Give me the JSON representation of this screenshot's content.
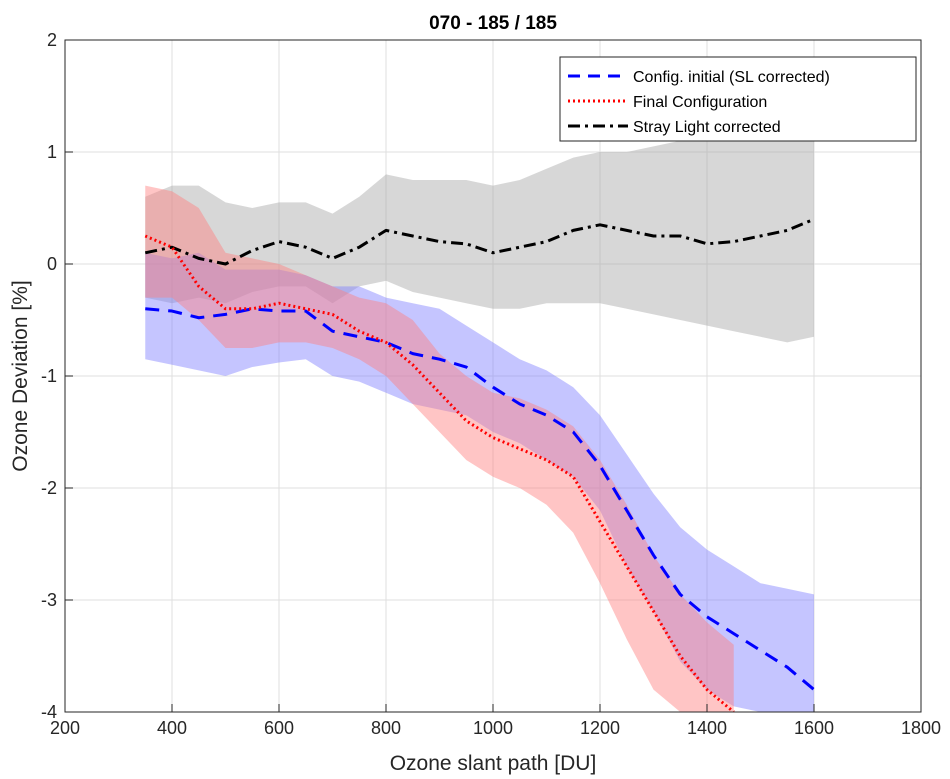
{
  "chart_data": {
    "type": "line",
    "title": "070 - 185 / 185",
    "xlabel": "Ozone slant path [DU]",
    "ylabel": "Ozone Deviation [%]",
    "xlim": [
      200,
      1800
    ],
    "ylim": [
      -4,
      2
    ],
    "xticks": [
      200,
      400,
      600,
      800,
      1000,
      1200,
      1400,
      1600,
      1800
    ],
    "yticks": [
      -4,
      -3,
      -2,
      -1,
      0,
      1,
      2
    ],
    "grid": true,
    "legend_position": "top-right",
    "series": [
      {
        "name": "Config. initial (SL corrected)",
        "color": "#0000ff",
        "line_style": "dashed",
        "band_color": "#7f7fff",
        "x": [
          350,
          400,
          450,
          500,
          550,
          600,
          650,
          700,
          750,
          800,
          850,
          900,
          950,
          1000,
          1050,
          1100,
          1150,
          1200,
          1250,
          1300,
          1350,
          1400,
          1450,
          1500,
          1550,
          1600
        ],
        "y": [
          -0.4,
          -0.42,
          -0.48,
          -0.45,
          -0.4,
          -0.42,
          -0.42,
          -0.6,
          -0.65,
          -0.7,
          -0.8,
          -0.85,
          -0.92,
          -1.1,
          -1.25,
          -1.35,
          -1.5,
          -1.8,
          -2.2,
          -2.6,
          -2.95,
          -3.15,
          -3.3,
          -3.45,
          -3.6,
          -3.8
        ],
        "band_upper": [
          0.1,
          0.05,
          0.1,
          -0.05,
          -0.05,
          -0.05,
          -0.1,
          -0.2,
          -0.2,
          -0.3,
          -0.35,
          -0.4,
          -0.55,
          -0.7,
          -0.85,
          -0.95,
          -1.1,
          -1.35,
          -1.7,
          -2.05,
          -2.35,
          -2.55,
          -2.7,
          -2.85,
          -2.9,
          -2.95
        ],
        "band_lower": [
          -0.85,
          -0.9,
          -0.95,
          -1.0,
          -0.92,
          -0.88,
          -0.85,
          -1.0,
          -1.05,
          -1.15,
          -1.25,
          -1.3,
          -1.35,
          -1.5,
          -1.6,
          -1.75,
          -1.9,
          -2.2,
          -2.7,
          -3.1,
          -3.55,
          -3.8,
          -3.95,
          -4.0,
          -4.0,
          -4.0
        ]
      },
      {
        "name": "Final Configuration",
        "color": "#ff0000",
        "line_style": "dotted",
        "band_color": "#ff7f7f",
        "x": [
          350,
          400,
          450,
          500,
          550,
          600,
          650,
          700,
          750,
          800,
          850,
          900,
          950,
          1000,
          1050,
          1100,
          1150,
          1200,
          1250,
          1300,
          1350,
          1400,
          1450
        ],
        "y": [
          0.25,
          0.15,
          -0.2,
          -0.4,
          -0.4,
          -0.35,
          -0.4,
          -0.45,
          -0.6,
          -0.7,
          -0.9,
          -1.15,
          -1.4,
          -1.55,
          -1.65,
          -1.75,
          -1.9,
          -2.3,
          -2.7,
          -3.1,
          -3.5,
          -3.8,
          -4.0
        ],
        "band_upper": [
          0.7,
          0.65,
          0.5,
          0.1,
          0.05,
          0.0,
          -0.1,
          -0.2,
          -0.3,
          -0.35,
          -0.5,
          -0.8,
          -1.0,
          -1.15,
          -1.2,
          -1.3,
          -1.45,
          -1.75,
          -2.15,
          -2.6,
          -2.95,
          -3.2,
          -3.4
        ],
        "band_lower": [
          -0.3,
          -0.3,
          -0.5,
          -0.75,
          -0.75,
          -0.7,
          -0.7,
          -0.75,
          -0.85,
          -1.0,
          -1.25,
          -1.5,
          -1.75,
          -1.9,
          -2.0,
          -2.15,
          -2.4,
          -2.85,
          -3.35,
          -3.8,
          -4.0,
          -4.0,
          -4.0
        ]
      },
      {
        "name": "Stray Light corrected",
        "color": "#000000",
        "line_style": "dashdot",
        "band_color": "#a6a6a6",
        "x": [
          350,
          400,
          450,
          500,
          550,
          600,
          650,
          700,
          750,
          800,
          850,
          900,
          950,
          1000,
          1050,
          1100,
          1150,
          1200,
          1250,
          1300,
          1350,
          1400,
          1450,
          1500,
          1550,
          1600
        ],
        "y": [
          0.1,
          0.15,
          0.05,
          0.0,
          0.12,
          0.2,
          0.15,
          0.05,
          0.15,
          0.3,
          0.25,
          0.2,
          0.18,
          0.1,
          0.15,
          0.2,
          0.3,
          0.35,
          0.3,
          0.25,
          0.25,
          0.18,
          0.2,
          0.25,
          0.3,
          0.4
        ],
        "band_upper": [
          0.6,
          0.7,
          0.7,
          0.55,
          0.5,
          0.55,
          0.55,
          0.45,
          0.6,
          0.8,
          0.75,
          0.75,
          0.75,
          0.7,
          0.75,
          0.85,
          0.95,
          1.0,
          1.0,
          1.05,
          1.1,
          1.15,
          1.2,
          1.3,
          1.3,
          1.35
        ],
        "band_lower": [
          -0.3,
          -0.35,
          -0.3,
          -0.35,
          -0.25,
          -0.2,
          -0.2,
          -0.35,
          -0.2,
          -0.15,
          -0.25,
          -0.3,
          -0.35,
          -0.4,
          -0.4,
          -0.35,
          -0.35,
          -0.35,
          -0.4,
          -0.45,
          -0.5,
          -0.55,
          -0.6,
          -0.65,
          -0.7,
          -0.65
        ]
      }
    ]
  }
}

● **Goal**: Extract all lines from the material above that include the word "name".

● **Full output**:
        "name": "Config. initial (SL corrected)",
        "name": "Final Configuration",
        "name": "Stray Light corrected",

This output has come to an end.